----- The data -----

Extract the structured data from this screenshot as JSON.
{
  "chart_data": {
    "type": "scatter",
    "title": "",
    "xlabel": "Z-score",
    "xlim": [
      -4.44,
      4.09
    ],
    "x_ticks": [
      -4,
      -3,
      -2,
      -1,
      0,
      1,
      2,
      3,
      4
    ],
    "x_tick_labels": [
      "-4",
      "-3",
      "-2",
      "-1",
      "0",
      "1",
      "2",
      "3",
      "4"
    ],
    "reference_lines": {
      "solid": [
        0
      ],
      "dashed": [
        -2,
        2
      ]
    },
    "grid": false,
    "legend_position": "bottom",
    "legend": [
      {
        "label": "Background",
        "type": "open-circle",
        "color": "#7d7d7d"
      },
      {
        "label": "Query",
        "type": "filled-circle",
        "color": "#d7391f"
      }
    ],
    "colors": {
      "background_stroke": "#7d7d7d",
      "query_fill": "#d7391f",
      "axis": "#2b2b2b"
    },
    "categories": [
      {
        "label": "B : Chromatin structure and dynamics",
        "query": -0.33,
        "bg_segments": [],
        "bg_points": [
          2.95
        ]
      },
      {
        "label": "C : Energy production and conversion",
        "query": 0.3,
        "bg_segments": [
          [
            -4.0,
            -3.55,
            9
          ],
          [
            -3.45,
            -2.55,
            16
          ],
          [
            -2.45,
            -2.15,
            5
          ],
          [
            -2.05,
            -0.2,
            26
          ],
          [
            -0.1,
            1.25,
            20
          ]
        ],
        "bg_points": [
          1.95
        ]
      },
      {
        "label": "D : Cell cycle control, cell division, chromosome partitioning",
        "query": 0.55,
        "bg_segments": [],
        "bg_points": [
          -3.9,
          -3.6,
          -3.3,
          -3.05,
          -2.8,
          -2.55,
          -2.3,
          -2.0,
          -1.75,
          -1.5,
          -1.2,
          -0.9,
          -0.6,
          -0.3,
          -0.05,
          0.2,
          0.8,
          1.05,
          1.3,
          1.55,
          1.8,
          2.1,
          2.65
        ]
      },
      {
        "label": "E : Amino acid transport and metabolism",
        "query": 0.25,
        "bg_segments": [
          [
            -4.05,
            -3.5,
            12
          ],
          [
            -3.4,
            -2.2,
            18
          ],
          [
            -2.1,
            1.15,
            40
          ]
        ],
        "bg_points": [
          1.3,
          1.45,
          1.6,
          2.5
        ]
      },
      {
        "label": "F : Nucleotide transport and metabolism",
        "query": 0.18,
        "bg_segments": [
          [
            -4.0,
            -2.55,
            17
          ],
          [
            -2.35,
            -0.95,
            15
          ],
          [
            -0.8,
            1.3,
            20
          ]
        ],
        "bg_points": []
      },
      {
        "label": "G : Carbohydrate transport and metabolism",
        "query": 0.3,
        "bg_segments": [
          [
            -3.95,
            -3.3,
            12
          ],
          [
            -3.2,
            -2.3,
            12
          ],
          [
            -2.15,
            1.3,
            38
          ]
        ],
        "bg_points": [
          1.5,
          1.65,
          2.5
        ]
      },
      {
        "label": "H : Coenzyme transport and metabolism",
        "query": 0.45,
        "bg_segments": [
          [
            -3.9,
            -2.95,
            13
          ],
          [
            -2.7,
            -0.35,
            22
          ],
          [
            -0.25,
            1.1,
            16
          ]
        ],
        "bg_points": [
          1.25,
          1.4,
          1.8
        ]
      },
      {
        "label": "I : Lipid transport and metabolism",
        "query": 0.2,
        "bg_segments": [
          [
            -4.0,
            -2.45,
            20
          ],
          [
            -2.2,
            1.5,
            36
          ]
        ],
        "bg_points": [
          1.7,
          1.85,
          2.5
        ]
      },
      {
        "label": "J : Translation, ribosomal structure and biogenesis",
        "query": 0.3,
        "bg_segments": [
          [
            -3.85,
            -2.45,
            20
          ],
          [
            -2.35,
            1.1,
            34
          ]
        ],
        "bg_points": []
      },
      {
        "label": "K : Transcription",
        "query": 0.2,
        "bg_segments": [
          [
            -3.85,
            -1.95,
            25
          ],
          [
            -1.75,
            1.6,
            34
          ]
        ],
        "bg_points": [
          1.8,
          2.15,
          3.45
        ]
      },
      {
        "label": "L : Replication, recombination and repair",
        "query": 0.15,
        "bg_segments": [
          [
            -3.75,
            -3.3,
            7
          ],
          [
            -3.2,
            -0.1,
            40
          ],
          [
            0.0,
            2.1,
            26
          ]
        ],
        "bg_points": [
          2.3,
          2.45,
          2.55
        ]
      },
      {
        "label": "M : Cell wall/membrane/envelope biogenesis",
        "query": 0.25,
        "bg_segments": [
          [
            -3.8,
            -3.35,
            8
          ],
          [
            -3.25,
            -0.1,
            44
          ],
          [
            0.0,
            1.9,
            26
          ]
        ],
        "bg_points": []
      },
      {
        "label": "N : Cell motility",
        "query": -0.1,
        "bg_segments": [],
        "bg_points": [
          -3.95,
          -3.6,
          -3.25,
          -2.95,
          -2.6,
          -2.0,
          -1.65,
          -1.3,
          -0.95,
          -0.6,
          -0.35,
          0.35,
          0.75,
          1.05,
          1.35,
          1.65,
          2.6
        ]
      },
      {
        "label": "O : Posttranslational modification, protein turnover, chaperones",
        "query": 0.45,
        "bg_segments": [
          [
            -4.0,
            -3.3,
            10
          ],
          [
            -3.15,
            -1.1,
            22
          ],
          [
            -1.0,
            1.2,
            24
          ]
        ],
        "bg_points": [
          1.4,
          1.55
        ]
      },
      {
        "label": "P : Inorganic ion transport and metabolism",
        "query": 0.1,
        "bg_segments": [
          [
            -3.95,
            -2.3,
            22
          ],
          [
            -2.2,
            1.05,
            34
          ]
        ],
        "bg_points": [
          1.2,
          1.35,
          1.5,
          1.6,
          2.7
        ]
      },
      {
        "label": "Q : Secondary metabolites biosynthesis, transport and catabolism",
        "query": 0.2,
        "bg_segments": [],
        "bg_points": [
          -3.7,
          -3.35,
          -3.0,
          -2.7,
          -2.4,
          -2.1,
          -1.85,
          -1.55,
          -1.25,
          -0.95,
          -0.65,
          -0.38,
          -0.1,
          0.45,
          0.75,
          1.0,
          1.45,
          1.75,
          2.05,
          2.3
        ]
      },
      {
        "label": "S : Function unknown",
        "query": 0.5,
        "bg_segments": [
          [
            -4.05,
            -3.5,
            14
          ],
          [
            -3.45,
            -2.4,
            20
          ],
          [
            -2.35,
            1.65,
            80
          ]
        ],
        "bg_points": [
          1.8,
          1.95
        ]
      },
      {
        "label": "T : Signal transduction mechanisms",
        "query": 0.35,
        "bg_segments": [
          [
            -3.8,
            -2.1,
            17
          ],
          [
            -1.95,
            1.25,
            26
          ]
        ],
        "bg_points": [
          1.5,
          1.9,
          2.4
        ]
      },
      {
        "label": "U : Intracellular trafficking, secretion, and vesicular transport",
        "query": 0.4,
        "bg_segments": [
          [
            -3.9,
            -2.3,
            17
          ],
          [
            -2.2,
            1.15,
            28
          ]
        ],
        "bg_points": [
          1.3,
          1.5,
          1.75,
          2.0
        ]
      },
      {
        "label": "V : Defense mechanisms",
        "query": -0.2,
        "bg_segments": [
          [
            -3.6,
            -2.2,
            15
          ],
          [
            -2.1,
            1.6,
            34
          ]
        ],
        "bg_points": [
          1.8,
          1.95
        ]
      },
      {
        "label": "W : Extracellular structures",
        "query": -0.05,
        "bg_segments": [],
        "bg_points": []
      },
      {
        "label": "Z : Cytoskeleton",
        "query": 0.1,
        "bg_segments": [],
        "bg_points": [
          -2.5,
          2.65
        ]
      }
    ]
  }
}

-----

**Activity**
Every entry above must be reproduced exactly.

**Result of this task**
Extract the structured data from this screenshot as JSON.
{
  "chart_data": {
    "type": "scatter",
    "title": "",
    "xlabel": "Z-score",
    "xlim": [
      -4.44,
      4.09
    ],
    "x_ticks": [
      -4,
      -3,
      -2,
      -1,
      0,
      1,
      2,
      3,
      4
    ],
    "x_tick_labels": [
      "-4",
      "-3",
      "-2",
      "-1",
      "0",
      "1",
      "2",
      "3",
      "4"
    ],
    "reference_lines": {
      "solid": [
        0
      ],
      "dashed": [
        -2,
        2
      ]
    },
    "grid": false,
    "legend_position": "bottom",
    "legend": [
      {
        "label": "Background",
        "type": "open-circle",
        "color": "#7d7d7d"
      },
      {
        "label": "Query",
        "type": "filled-circle",
        "color": "#d7391f"
      }
    ],
    "colors": {
      "background_stroke": "#7d7d7d",
      "query_fill": "#d7391f",
      "axis": "#2b2b2b"
    },
    "categories": [
      {
        "label": "B : Chromatin structure and dynamics",
        "query": -0.33,
        "bg_segments": [],
        "bg_points": [
          2.95
        ]
      },
      {
        "label": "C : Energy production and conversion",
        "query": 0.3,
        "bg_segments": [
          [
            -4.0,
            -3.55,
            9
          ],
          [
            -3.45,
            -2.55,
            16
          ],
          [
            -2.45,
            -2.15,
            5
          ],
          [
            -2.05,
            -0.2,
            26
          ],
          [
            -0.1,
            1.25,
            20
          ]
        ],
        "bg_points": [
          1.95
        ]
      },
      {
        "label": "D : Cell cycle control, cell division, chromosome partitioning",
        "query": 0.55,
        "bg_segments": [],
        "bg_points": [
          -3.9,
          -3.6,
          -3.3,
          -3.05,
          -2.8,
          -2.55,
          -2.3,
          -2.0,
          -1.75,
          -1.5,
          -1.2,
          -0.9,
          -0.6,
          -0.3,
          -0.05,
          0.2,
          0.8,
          1.05,
          1.3,
          1.55,
          1.8,
          2.1,
          2.65
        ]
      },
      {
        "label": "E : Amino acid transport and metabolism",
        "query": 0.25,
        "bg_segments": [
          [
            -4.05,
            -3.5,
            12
          ],
          [
            -3.4,
            -2.2,
            18
          ],
          [
            -2.1,
            1.15,
            40
          ]
        ],
        "bg_points": [
          1.3,
          1.45,
          1.6,
          2.5
        ]
      },
      {
        "label": "F : Nucleotide transport and metabolism",
        "query": 0.18,
        "bg_segments": [
          [
            -4.0,
            -2.55,
            17
          ],
          [
            -2.35,
            -0.95,
            15
          ],
          [
            -0.8,
            1.3,
            20
          ]
        ],
        "bg_points": []
      },
      {
        "label": "G : Carbohydrate transport and metabolism",
        "query": 0.3,
        "bg_segments": [
          [
            -3.95,
            -3.3,
            12
          ],
          [
            -3.2,
            -2.3,
            12
          ],
          [
            -2.15,
            1.3,
            38
          ]
        ],
        "bg_points": [
          1.5,
          1.65,
          2.5
        ]
      },
      {
        "label": "H : Coenzyme transport and metabolism",
        "query": 0.45,
        "bg_segments": [
          [
            -3.9,
            -2.95,
            13
          ],
          [
            -2.7,
            -0.35,
            22
          ],
          [
            -0.25,
            1.1,
            16
          ]
        ],
        "bg_points": [
          1.25,
          1.4,
          1.8
        ]
      },
      {
        "label": "I : Lipid transport and metabolism",
        "query": 0.2,
        "bg_segments": [
          [
            -4.0,
            -2.45,
            20
          ],
          [
            -2.2,
            1.5,
            36
          ]
        ],
        "bg_points": [
          1.7,
          1.85,
          2.5
        ]
      },
      {
        "label": "J : Translation, ribosomal structure and biogenesis",
        "query": 0.3,
        "bg_segments": [
          [
            -3.85,
            -2.45,
            20
          ],
          [
            -2.35,
            1.1,
            34
          ]
        ],
        "bg_points": []
      },
      {
        "label": "K : Transcription",
        "query": 0.2,
        "bg_segments": [
          [
            -3.85,
            -1.95,
            25
          ],
          [
            -1.75,
            1.6,
            34
          ]
        ],
        "bg_points": [
          1.8,
          2.15,
          3.45
        ]
      },
      {
        "label": "L : Replication, recombination and repair",
        "query": 0.15,
        "bg_segments": [
          [
            -3.75,
            -3.3,
            7
          ],
          [
            -3.2,
            -0.1,
            40
          ],
          [
            0.0,
            2.1,
            26
          ]
        ],
        "bg_points": [
          2.3,
          2.45,
          2.55
        ]
      },
      {
        "label": "M : Cell wall/membrane/envelope biogenesis",
        "query": 0.25,
        "bg_segments": [
          [
            -3.8,
            -3.35,
            8
          ],
          [
            -3.25,
            -0.1,
            44
          ],
          [
            0.0,
            1.9,
            26
          ]
        ],
        "bg_points": []
      },
      {
        "label": "N : Cell motility",
        "query": -0.1,
        "bg_segments": [],
        "bg_points": [
          -3.95,
          -3.6,
          -3.25,
          -2.95,
          -2.6,
          -2.0,
          -1.65,
          -1.3,
          -0.95,
          -0.6,
          -0.35,
          0.35,
          0.75,
          1.05,
          1.35,
          1.65,
          2.6
        ]
      },
      {
        "label": "O : Posttranslational modification, protein turnover, chaperones",
        "query": 0.45,
        "bg_segments": [
          [
            -4.0,
            -3.3,
            10
          ],
          [
            -3.15,
            -1.1,
            22
          ],
          [
            -1.0,
            1.2,
            24
          ]
        ],
        "bg_points": [
          1.4,
          1.55
        ]
      },
      {
        "label": "P : Inorganic ion transport and metabolism",
        "query": 0.1,
        "bg_segments": [
          [
            -3.95,
            -2.3,
            22
          ],
          [
            -2.2,
            1.05,
            34
          ]
        ],
        "bg_points": [
          1.2,
          1.35,
          1.5,
          1.6,
          2.7
        ]
      },
      {
        "label": "Q : Secondary metabolites biosynthesis, transport and catabolism",
        "query": 0.2,
        "bg_segments": [],
        "bg_points": [
          -3.7,
          -3.35,
          -3.0,
          -2.7,
          -2.4,
          -2.1,
          -1.85,
          -1.55,
          -1.25,
          -0.95,
          -0.65,
          -0.38,
          -0.1,
          0.45,
          0.75,
          1.0,
          1.45,
          1.75,
          2.05,
          2.3
        ]
      },
      {
        "label": "S : Function unknown",
        "query": 0.5,
        "bg_segments": [
          [
            -4.05,
            -3.5,
            14
          ],
          [
            -3.45,
            -2.4,
            20
          ],
          [
            -2.35,
            1.65,
            80
          ]
        ],
        "bg_points": [
          1.8,
          1.95
        ]
      },
      {
        "label": "T : Signal transduction mechanisms",
        "query": 0.35,
        "bg_segments": [
          [
            -3.8,
            -2.1,
            17
          ],
          [
            -1.95,
            1.25,
            26
          ]
        ],
        "bg_points": [
          1.5,
          1.9,
          2.4
        ]
      },
      {
        "label": "U : Intracellular trafficking, secretion, and vesicular transport",
        "query": 0.4,
        "bg_segments": [
          [
            -3.9,
            -2.3,
            17
          ],
          [
            -2.2,
            1.15,
            28
          ]
        ],
        "bg_points": [
          1.3,
          1.5,
          1.75,
          2.0
        ]
      },
      {
        "label": "V : Defense mechanisms",
        "query": -0.2,
        "bg_segments": [
          [
            -3.6,
            -2.2,
            15
          ],
          [
            -2.1,
            1.6,
            34
          ]
        ],
        "bg_points": [
          1.8,
          1.95
        ]
      },
      {
        "label": "W : Extracellular structures",
        "query": -0.05,
        "bg_segments": [],
        "bg_points": []
      },
      {
        "label": "Z : Cytoskeleton",
        "query": 0.1,
        "bg_segments": [],
        "bg_points": [
          -2.5,
          2.65
        ]
      }
    ]
  }
}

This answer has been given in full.